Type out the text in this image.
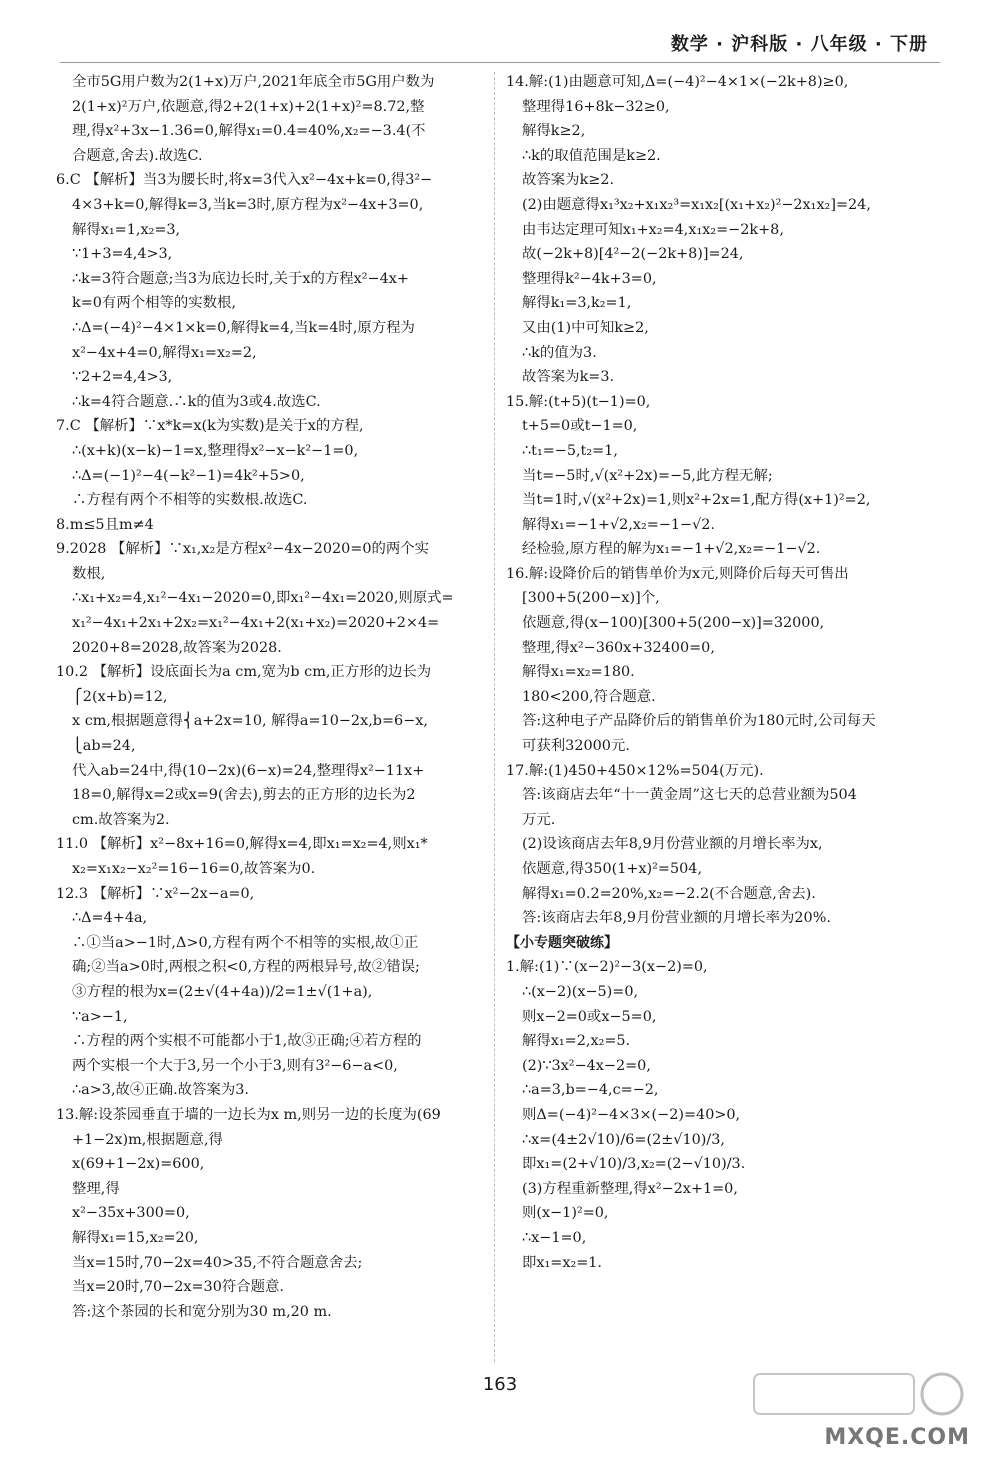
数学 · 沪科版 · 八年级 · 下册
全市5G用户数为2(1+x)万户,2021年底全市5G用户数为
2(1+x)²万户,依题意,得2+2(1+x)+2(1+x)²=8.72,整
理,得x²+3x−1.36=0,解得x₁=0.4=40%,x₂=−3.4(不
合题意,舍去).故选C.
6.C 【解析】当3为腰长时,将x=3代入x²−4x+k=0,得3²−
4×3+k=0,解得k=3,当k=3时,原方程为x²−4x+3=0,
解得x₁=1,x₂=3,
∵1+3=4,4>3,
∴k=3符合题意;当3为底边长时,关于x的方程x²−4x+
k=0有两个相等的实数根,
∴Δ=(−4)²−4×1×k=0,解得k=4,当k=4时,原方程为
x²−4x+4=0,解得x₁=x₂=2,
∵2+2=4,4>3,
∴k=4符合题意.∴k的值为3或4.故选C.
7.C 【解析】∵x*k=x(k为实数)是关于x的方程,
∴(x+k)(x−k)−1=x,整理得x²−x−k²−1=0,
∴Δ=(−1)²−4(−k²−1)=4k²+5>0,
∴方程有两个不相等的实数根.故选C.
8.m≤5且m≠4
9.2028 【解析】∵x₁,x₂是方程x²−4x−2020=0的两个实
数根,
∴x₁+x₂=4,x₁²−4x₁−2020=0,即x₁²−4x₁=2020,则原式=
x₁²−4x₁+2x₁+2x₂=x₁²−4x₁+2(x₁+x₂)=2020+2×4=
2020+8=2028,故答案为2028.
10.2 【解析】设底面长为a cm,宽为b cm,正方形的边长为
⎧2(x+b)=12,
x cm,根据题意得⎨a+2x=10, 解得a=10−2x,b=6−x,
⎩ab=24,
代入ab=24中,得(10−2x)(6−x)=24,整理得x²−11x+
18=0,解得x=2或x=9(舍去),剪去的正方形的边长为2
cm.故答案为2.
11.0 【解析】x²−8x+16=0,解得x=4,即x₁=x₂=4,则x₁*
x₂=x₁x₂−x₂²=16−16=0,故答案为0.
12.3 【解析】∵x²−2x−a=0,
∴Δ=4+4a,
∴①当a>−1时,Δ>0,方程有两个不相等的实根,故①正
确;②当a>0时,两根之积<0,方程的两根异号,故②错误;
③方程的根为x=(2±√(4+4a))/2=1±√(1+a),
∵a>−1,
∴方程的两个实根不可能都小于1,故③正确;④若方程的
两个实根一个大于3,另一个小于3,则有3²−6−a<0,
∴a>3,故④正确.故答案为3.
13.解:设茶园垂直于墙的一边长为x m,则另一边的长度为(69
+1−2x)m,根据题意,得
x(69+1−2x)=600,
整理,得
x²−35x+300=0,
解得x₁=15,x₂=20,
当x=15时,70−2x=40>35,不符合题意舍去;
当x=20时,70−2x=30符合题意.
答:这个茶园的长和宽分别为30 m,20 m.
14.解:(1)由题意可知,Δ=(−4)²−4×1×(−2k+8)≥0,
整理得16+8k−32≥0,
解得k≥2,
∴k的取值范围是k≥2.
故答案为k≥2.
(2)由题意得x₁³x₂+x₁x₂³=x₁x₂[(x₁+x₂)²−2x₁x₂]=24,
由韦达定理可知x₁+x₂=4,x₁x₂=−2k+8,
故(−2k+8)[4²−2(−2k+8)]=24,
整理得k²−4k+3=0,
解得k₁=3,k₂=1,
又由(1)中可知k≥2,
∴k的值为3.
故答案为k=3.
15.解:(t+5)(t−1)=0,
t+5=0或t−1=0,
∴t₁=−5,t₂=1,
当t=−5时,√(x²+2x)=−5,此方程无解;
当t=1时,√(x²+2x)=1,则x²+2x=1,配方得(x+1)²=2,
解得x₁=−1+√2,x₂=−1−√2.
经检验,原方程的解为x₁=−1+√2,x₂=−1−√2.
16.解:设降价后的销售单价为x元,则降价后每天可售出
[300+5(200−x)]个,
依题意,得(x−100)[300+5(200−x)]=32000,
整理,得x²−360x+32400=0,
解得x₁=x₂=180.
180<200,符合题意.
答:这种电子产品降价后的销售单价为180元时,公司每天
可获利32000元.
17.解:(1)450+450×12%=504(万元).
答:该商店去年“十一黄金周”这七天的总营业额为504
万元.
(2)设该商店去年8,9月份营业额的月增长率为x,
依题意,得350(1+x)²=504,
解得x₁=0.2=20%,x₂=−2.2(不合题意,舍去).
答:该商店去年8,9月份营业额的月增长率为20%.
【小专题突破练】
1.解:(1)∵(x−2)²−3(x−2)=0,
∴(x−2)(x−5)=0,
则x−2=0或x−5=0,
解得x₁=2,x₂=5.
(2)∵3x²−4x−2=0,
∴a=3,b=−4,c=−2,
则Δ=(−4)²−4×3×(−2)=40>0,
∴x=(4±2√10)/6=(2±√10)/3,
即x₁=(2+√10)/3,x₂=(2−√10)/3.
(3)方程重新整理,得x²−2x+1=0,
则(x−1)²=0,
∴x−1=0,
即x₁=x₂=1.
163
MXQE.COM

-- -- --

▸ WORK TO DO
Pick out every line above that holds the word "解得x₁" and copy it.

▸ THE RESPONSE
理,得x²+3x−1.36=0,解得x₁=0.4=40%,x₂=−3.4(不
解得x₁=1,x₂=3,
x²−4x+4=0,解得x₁=x₂=2,
解得x₁=15,x₂=20,
解得x₁=−1+√2,x₂=−1−√2.
解得x₁=x₂=180.
解得x₁=0.2=20%,x₂=−2.2(不合题意,舍去).
解得x₁=2,x₂=5.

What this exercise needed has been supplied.